• WHAT THE TASK REQUIRES:
Locate every line in the material below that has the word "идентификатор". Copy each of those lines.
****************
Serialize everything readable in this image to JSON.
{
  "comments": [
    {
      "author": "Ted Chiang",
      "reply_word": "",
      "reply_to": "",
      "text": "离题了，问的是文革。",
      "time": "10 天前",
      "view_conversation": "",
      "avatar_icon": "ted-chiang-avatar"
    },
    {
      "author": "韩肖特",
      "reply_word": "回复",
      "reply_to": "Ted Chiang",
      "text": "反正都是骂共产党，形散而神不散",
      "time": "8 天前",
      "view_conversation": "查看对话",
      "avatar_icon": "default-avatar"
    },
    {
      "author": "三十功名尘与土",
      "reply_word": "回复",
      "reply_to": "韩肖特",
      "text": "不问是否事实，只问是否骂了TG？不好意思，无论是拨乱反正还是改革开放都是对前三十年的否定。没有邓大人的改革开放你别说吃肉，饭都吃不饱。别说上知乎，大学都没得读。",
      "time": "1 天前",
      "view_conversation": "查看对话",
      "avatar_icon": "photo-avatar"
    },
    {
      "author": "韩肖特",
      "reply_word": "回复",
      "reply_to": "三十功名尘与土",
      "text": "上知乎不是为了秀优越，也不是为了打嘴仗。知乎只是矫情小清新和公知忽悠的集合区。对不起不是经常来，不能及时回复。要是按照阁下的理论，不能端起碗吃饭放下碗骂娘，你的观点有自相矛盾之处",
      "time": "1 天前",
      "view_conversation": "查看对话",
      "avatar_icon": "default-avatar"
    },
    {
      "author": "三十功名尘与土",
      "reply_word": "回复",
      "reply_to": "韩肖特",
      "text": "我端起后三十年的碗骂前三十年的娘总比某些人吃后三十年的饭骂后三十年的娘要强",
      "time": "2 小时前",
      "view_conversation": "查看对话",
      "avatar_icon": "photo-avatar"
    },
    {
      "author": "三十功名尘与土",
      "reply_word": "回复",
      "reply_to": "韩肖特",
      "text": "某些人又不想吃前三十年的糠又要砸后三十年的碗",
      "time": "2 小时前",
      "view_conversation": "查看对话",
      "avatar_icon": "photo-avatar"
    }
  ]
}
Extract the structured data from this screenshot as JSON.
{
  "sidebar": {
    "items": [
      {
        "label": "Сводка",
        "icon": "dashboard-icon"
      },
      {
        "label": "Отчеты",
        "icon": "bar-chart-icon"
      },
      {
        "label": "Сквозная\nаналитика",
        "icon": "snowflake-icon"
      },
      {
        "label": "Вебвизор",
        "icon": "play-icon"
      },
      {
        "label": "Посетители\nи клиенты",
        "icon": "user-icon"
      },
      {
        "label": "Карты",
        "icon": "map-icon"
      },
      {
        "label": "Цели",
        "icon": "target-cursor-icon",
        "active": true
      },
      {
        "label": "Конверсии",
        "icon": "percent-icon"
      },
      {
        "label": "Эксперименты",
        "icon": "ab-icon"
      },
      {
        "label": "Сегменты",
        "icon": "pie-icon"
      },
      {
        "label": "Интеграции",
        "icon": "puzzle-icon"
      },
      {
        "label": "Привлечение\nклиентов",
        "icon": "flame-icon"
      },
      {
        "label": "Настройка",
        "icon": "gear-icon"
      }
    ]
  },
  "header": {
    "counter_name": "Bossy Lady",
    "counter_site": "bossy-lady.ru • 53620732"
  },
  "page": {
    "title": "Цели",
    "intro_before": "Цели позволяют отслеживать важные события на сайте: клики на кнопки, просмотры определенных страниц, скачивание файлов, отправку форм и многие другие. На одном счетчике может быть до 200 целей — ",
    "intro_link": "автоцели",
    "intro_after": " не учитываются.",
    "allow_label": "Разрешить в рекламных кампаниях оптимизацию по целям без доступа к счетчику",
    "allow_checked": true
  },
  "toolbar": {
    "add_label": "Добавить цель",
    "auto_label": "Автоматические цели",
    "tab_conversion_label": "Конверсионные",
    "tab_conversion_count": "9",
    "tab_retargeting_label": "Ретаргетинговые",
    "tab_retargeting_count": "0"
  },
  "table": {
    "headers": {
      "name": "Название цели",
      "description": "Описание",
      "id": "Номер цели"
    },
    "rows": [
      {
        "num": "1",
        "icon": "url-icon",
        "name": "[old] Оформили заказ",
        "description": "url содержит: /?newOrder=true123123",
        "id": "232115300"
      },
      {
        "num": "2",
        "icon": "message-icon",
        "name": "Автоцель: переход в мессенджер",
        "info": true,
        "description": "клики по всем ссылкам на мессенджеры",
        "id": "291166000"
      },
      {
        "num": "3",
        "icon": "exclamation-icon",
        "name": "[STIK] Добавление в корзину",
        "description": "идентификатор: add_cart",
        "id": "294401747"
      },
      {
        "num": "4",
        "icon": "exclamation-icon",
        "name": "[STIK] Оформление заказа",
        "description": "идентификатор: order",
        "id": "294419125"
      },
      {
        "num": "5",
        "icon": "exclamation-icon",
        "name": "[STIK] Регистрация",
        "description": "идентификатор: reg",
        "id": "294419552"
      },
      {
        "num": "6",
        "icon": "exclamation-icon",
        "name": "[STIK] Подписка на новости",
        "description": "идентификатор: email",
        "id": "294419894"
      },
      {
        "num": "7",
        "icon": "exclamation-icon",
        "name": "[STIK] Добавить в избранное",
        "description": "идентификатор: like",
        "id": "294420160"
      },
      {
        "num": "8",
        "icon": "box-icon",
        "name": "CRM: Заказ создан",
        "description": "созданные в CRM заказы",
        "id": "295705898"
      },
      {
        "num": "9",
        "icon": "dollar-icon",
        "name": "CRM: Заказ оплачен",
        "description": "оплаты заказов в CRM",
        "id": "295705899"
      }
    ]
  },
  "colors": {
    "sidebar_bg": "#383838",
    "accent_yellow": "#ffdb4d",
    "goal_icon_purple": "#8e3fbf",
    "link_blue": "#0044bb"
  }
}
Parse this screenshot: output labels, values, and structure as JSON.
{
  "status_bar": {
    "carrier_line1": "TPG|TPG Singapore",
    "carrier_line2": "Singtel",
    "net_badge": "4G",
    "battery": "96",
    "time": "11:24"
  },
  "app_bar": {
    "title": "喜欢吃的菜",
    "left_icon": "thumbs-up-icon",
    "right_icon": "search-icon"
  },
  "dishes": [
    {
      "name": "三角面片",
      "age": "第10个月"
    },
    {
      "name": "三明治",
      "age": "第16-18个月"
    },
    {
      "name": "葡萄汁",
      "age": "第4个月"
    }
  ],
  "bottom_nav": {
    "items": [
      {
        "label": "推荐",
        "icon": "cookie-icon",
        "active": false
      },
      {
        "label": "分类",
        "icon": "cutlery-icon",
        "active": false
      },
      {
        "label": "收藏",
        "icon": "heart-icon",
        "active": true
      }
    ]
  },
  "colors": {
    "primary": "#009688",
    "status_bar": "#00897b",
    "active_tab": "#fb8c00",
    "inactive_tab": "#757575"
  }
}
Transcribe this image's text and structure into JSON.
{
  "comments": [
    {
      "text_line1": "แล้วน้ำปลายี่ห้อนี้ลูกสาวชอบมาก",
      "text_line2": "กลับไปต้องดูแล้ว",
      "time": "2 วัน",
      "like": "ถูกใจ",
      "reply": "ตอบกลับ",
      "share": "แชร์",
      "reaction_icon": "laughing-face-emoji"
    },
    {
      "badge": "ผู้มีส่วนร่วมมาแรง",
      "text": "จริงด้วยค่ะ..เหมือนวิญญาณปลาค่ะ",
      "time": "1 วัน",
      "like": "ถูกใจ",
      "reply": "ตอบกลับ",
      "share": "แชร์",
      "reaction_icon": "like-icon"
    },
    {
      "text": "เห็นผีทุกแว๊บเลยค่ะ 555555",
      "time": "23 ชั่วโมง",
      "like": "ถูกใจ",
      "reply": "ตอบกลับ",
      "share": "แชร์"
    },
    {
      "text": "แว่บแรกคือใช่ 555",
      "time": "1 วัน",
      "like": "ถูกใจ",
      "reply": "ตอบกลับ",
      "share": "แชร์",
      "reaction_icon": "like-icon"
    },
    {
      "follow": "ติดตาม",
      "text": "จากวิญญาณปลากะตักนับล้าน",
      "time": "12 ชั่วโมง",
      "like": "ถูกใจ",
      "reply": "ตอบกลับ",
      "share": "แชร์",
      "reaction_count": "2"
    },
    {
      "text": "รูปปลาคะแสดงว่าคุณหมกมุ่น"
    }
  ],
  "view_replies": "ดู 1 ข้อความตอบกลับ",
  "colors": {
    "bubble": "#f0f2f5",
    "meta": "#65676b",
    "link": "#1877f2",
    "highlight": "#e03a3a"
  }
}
****************
• FULL RESPONSE:
        "description": "идентификатор: add_cart",
        "description": "идентификатор: order",
        "description": "идентификатор: reg",
        "description": "идентификатор: email",
        "description": "идентификатор: like",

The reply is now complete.